> _Given request_
Skip the pictures and extract all of the lines exactly as written.
#####
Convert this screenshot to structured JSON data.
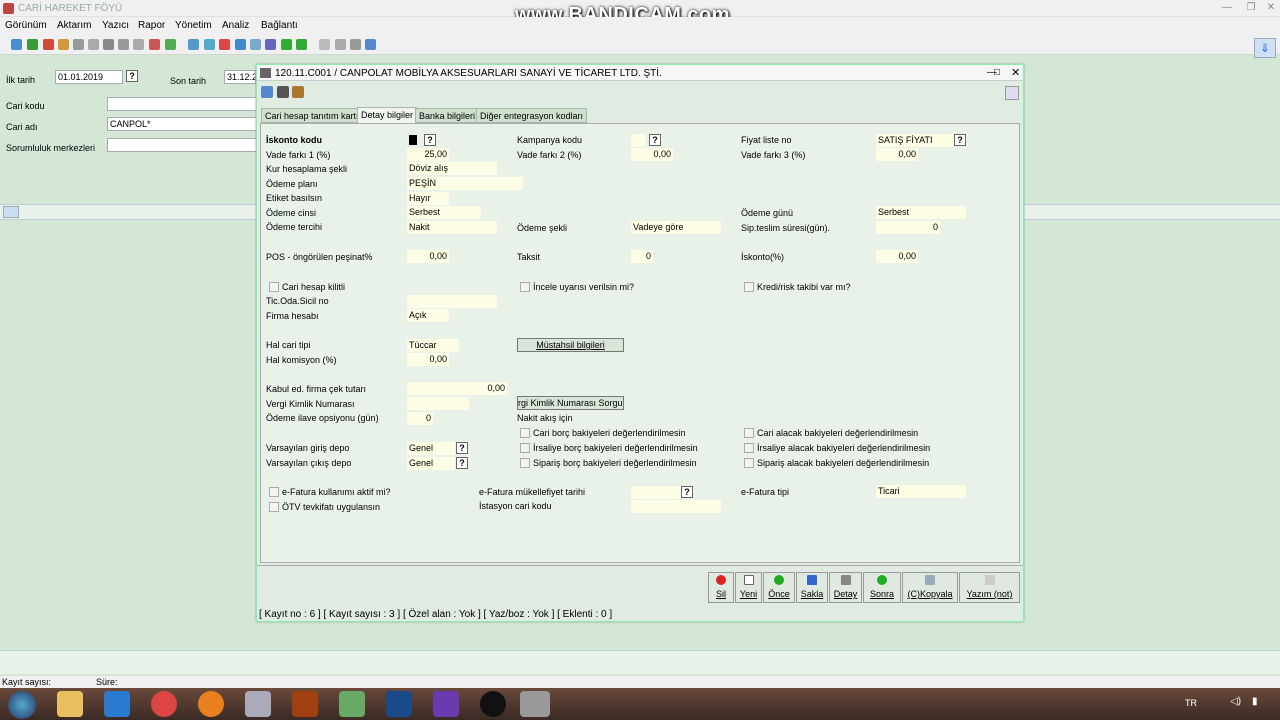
{
  "app": {
    "title": "CARİ HAREKET FÖYÜ",
    "watermark": "www.BANDICAM.com"
  },
  "menu": [
    "Görünüm",
    "Aktarım",
    "Yazıcı",
    "Rapor",
    "Yönetim",
    "Analiz",
    "Bağlantı"
  ],
  "filters": {
    "ilk_tarih_label": "İlk tarih",
    "ilk_tarih_value": "01.01.2019",
    "son_tarih_label": "Son tarih",
    "son_tarih_value": "31.12.2",
    "cari_kodu_label": "Cari kodu",
    "cari_adi_label": "Cari adı",
    "cari_adi_value": "CANPOL*",
    "sorumluluk_label": "Sorumluluk merkezleri"
  },
  "dialog": {
    "title": "120.11.C001 / CANPOLAT MOBİLYA AKSESUARLARI SANAYİ VE TİCARET LTD. ŞTİ.",
    "tabs": [
      "Cari hesap tanıtım kartı",
      "Detay bilgiler",
      "Banka bilgileri",
      "Diğer entegrasyon kodları"
    ],
    "fields": {
      "iskonto_kodu": "İskonto kodu",
      "vade1_label": "Vade farkı 1 (%)",
      "vade1_value": "25,00",
      "kur_label": "Kur hesaplama şekli",
      "kur_value": "Döviz alış",
      "odeme_plani_label": "Ödeme planı",
      "odeme_plani_value": "PEŞİN",
      "etiket_label": "Etiket basılsın",
      "etiket_value": "Hayır",
      "odeme_cinsi_label": "Ödeme cinsi",
      "odeme_cinsi_value": "Serbest",
      "odeme_tercihi_label": "Ödeme tercihi",
      "odeme_tercihi_value": "Nakit",
      "pos_label": "POS - öngörülen peşinat%",
      "pos_value": "0,00",
      "kampanya_label": "Kampanya kodu",
      "vade2_label": "Vade farkı 2 (%)",
      "vade2_value": "0,00",
      "odeme_sekli_label": "Ödeme şekli",
      "odeme_sekli_value": "Vadeye göre",
      "taksit_label": "Taksit",
      "taksit_value": "0",
      "fiyat_label": "Fiyat liste no",
      "fiyat_value": "SATIŞ FİYATI",
      "vade3_label": "Vade farkı 3 (%)",
      "vade3_value": "0,00",
      "odeme_gunu_label": "Ödeme günü",
      "odeme_gunu_value": "Serbest",
      "sip_label": "Sip.teslim süresi(gün).",
      "sip_value": "0",
      "iskonto_pct_label": "İskonto(%)",
      "iskonto_pct_value": "0,00",
      "cari_kilitli": "Cari hesap kilitli",
      "incele": "İncele uyarısı verilsin mi?",
      "kredi": "Kredi/risk takibi var mı?",
      "tic_oda_label": "Tic.Oda.Sicil no",
      "firma_hesabi_label": "Firma hesabı",
      "firma_hesabi_value": "Açık",
      "hal_cari_label": "Hal cari tipi",
      "hal_cari_value": "Tüccar",
      "mustahsil_btn": "Müstahsil bilgileri",
      "hal_kom_label": "Hal komisyon (%)",
      "hal_kom_value": "0,00",
      "kabul_label": "Kabul ed. firma çek tutarı",
      "kabul_value": "0,00",
      "vkn_label": "Vergi Kimlik Numarası",
      "vkn_btn": "rgi Kimlik Numarası Sorgular",
      "ilave_label": "Ödeme ilave opsiyonu (gün)",
      "ilave_value": "0",
      "nakit_akis": "Nakit akış için",
      "cb1": "Cari borç bakiyeleri değerlendirilmesin",
      "cb2": "İrsaliye borç bakiyeleri değerlendirilmesin",
      "cb3": "Sipariş borç bakiyeleri değerlendirilmesin",
      "cb4": "Cari alacak bakiyeleri değerlendirilmesin",
      "cb5": "İrsaliye alacak bakiyeleri değerlendirilmesin",
      "cb6": "Sipariş alacak bakiyeleri değerlendirilmesin",
      "giris_depo_label": "Varsayılan giriş depo",
      "giris_depo_value": "Genel",
      "cikis_depo_label": "Varsayılan çıkış depo",
      "cikis_depo_value": "Genel",
      "efatura_aktif": "e-Fatura kullanımı aktif mi?",
      "otv": "ÖTV tevkifatı uygulansın",
      "efatura_mukellef_label": "e-Fatura mükellefiyet tarihi",
      "istasyon_label": "İstasyon cari kodu",
      "efatura_tipi_label": "e-Fatura tipi",
      "efatura_tipi_value": "Ticari"
    },
    "buttons": [
      {
        "label": "Sil",
        "color": "#d22"
      },
      {
        "label": "Yeni",
        "color": "#fff"
      },
      {
        "label": "Önce",
        "color": "#2a2"
      },
      {
        "label": "Sakla",
        "color": "#36c"
      },
      {
        "label": "Detay",
        "color": "#888"
      },
      {
        "label": "Sonra",
        "color": "#2a2"
      },
      {
        "label": "(C)Kopyala",
        "color": "#9ab"
      },
      {
        "label": "Yazım (not)",
        "color": "#ccc"
      }
    ],
    "status": "[ Kayıt no : 6 ] [ Kayıt sayısı : 3 ] [ Özel alan : Yok ] [ Yaz/boz : Yok ] [ Eklenti : 0 ]"
  },
  "bottom": {
    "kayit": "Kayıt sayısı:",
    "sure": "Süre:"
  },
  "taskbar": {
    "lang": "TR"
  }
}
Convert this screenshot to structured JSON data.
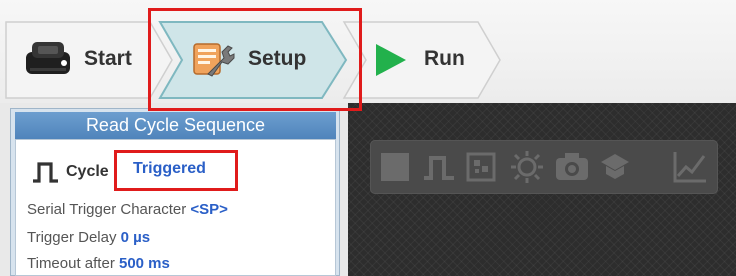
{
  "steps": [
    {
      "label": "Start",
      "icon": "camera-device-icon"
    },
    {
      "label": "Setup",
      "icon": "setup-wrench-icon"
    },
    {
      "label": "Run",
      "icon": "play-icon"
    }
  ],
  "panel": {
    "title": "Read Cycle Sequence",
    "cycle_label": "Cycle",
    "cycle_value": "Triggered",
    "serial_trigger_label": "Serial Trigger Character",
    "serial_trigger_value": "<SP>",
    "trigger_delay_label": "Trigger Delay",
    "trigger_delay_value": "0 µs",
    "timeout_label": "Timeout after",
    "timeout_value": "500 ms"
  },
  "toolbar_icons": [
    "image-view-icon",
    "cycle-pulse-icon",
    "symbol-icon",
    "light-icon",
    "camera-icon",
    "filter-icon",
    "chart-icon"
  ],
  "colors": {
    "accent_blue": "#2a5fc7",
    "highlight_red": "#e01b1b",
    "run_green": "#22b14c"
  }
}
#####
> _Task solution_
Convert this screenshot to structured JSON data.
{
  "app": {
    "title": "CARİ HAREKET FÖYÜ",
    "watermark": "www.BANDICAM.com"
  },
  "menu": [
    "Görünüm",
    "Aktarım",
    "Yazıcı",
    "Rapor",
    "Yönetim",
    "Analiz",
    "Bağlantı"
  ],
  "filters": {
    "ilk_tarih_label": "İlk tarih",
    "ilk_tarih_value": "01.01.2019",
    "son_tarih_label": "Son tarih",
    "son_tarih_value": "31.12.2",
    "cari_kodu_label": "Cari kodu",
    "cari_adi_label": "Cari adı",
    "cari_adi_value": "CANPOL*",
    "sorumluluk_label": "Sorumluluk merkezleri"
  },
  "dialog": {
    "title": "120.11.C001 / CANPOLAT MOBİLYA AKSESUARLARI SANAYİ VE TİCARET LTD. ŞTİ.",
    "tabs": [
      "Cari hesap tanıtım kartı",
      "Detay bilgiler",
      "Banka bilgileri",
      "Diğer entegrasyon kodları"
    ],
    "fields": {
      "iskonto_kodu": "İskonto kodu",
      "vade1_label": "Vade farkı 1 (%)",
      "vade1_value": "25,00",
      "kur_label": "Kur hesaplama şekli",
      "kur_value": "Döviz alış",
      "odeme_plani_label": "Ödeme planı",
      "odeme_plani_value": "PEŞİN",
      "etiket_label": "Etiket basılsın",
      "etiket_value": "Hayır",
      "odeme_cinsi_label": "Ödeme cinsi",
      "odeme_cinsi_value": "Serbest",
      "odeme_tercihi_label": "Ödeme tercihi",
      "odeme_tercihi_value": "Nakit",
      "pos_label": "POS - öngörülen peşinat%",
      "pos_value": "0,00",
      "kampanya_label": "Kampanya kodu",
      "vade2_label": "Vade farkı 2 (%)",
      "vade2_value": "0,00",
      "odeme_sekli_label": "Ödeme şekli",
      "odeme_sekli_value": "Vadeye göre",
      "taksit_label": "Taksit",
      "taksit_value": "0",
      "fiyat_label": "Fiyat liste no",
      "fiyat_value": "SATIŞ FİYATI",
      "vade3_label": "Vade farkı 3 (%)",
      "vade3_value": "0,00",
      "odeme_gunu_label": "Ödeme günü",
      "odeme_gunu_value": "Serbest",
      "sip_label": "Sip.teslim süresi(gün).",
      "sip_value": "0",
      "iskonto_pct_label": "İskonto(%)",
      "iskonto_pct_value": "0,00",
      "cari_kilitli": "Cari hesap kilitli",
      "incele": "İncele uyarısı verilsin mi?",
      "kredi": "Kredi/risk takibi var mı?",
      "tic_oda_label": "Tic.Oda.Sicil no",
      "firma_hesabi_label": "Firma hesabı",
      "firma_hesabi_value": "Açık",
      "hal_cari_label": "Hal cari tipi",
      "hal_cari_value": "Tüccar",
      "mustahsil_btn": "Müstahsil bilgileri",
      "hal_kom_label": "Hal komisyon (%)",
      "hal_kom_value": "0,00",
      "kabul_label": "Kabul ed. firma çek tutarı",
      "kabul_value": "0,00",
      "vkn_label": "Vergi Kimlik Numarası",
      "vkn_btn": "rgi Kimlik Numarası Sorgular",
      "ilave_label": "Ödeme ilave opsiyonu (gün)",
      "ilave_value": "0",
      "nakit_akis": "Nakit akış için",
      "cb1": "Cari borç bakiyeleri değerlendirilmesin",
      "cb2": "İrsaliye borç bakiyeleri değerlendirilmesin",
      "cb3": "Sipariş borç bakiyeleri değerlendirilmesin",
      "cb4": "Cari alacak bakiyeleri değerlendirilmesin",
      "cb5": "İrsaliye alacak bakiyeleri değerlendirilmesin",
      "cb6": "Sipariş alacak bakiyeleri değerlendirilmesin",
      "giris_depo_label": "Varsayılan giriş depo",
      "giris_depo_value": "Genel",
      "cikis_depo_label": "Varsayılan çıkış depo",
      "cikis_depo_value": "Genel",
      "efatura_aktif": "e-Fatura kullanımı aktif mi?",
      "otv": "ÖTV tevkifatı uygulansın",
      "efatura_mukellef_label": "e-Fatura mükellefiyet tarihi",
      "istasyon_label": "İstasyon cari kodu",
      "efatura_tipi_label": "e-Fatura tipi",
      "efatura_tipi_value": "Ticari"
    },
    "buttons": [
      {
        "label": "Sil",
        "color": "#d22"
      },
      {
        "label": "Yeni",
        "color": "#fff"
      },
      {
        "label": "Önce",
        "color": "#2a2"
      },
      {
        "label": "Sakla",
        "color": "#36c"
      },
      {
        "label": "Detay",
        "color": "#888"
      },
      {
        "label": "Sonra",
        "color": "#2a2"
      },
      {
        "label": "(C)Kopyala",
        "color": "#9ab"
      },
      {
        "label": "Yazım (not)",
        "color": "#ccc"
      }
    ],
    "status": "[ Kayıt no : 6 ] [ Kayıt sayısı : 3 ] [ Özel alan : Yok ] [ Yaz/boz : Yok ] [ Eklenti : 0 ]"
  },
  "bottom": {
    "kayit": "Kayıt sayısı:",
    "sure": "Süre:"
  },
  "taskbar": {
    "lang": "TR"
  }
}
Convert this screenshot to structured JSON data.
{
  "steps": [
    {
      "label": "Start",
      "icon": "camera-device-icon"
    },
    {
      "label": "Setup",
      "icon": "setup-wrench-icon"
    },
    {
      "label": "Run",
      "icon": "play-icon"
    }
  ],
  "panel": {
    "title": "Read Cycle Sequence",
    "cycle_label": "Cycle",
    "cycle_value": "Triggered",
    "serial_trigger_label": "Serial Trigger Character",
    "serial_trigger_value": "<SP>",
    "trigger_delay_label": "Trigger Delay",
    "trigger_delay_value": "0 µs",
    "timeout_label": "Timeout after",
    "timeout_value": "500 ms"
  },
  "toolbar_icons": [
    "image-view-icon",
    "cycle-pulse-icon",
    "symbol-icon",
    "light-icon",
    "camera-icon",
    "filter-icon",
    "chart-icon"
  ],
  "colors": {
    "accent_blue": "#2a5fc7",
    "highlight_red": "#e01b1b",
    "run_green": "#22b14c"
  }
}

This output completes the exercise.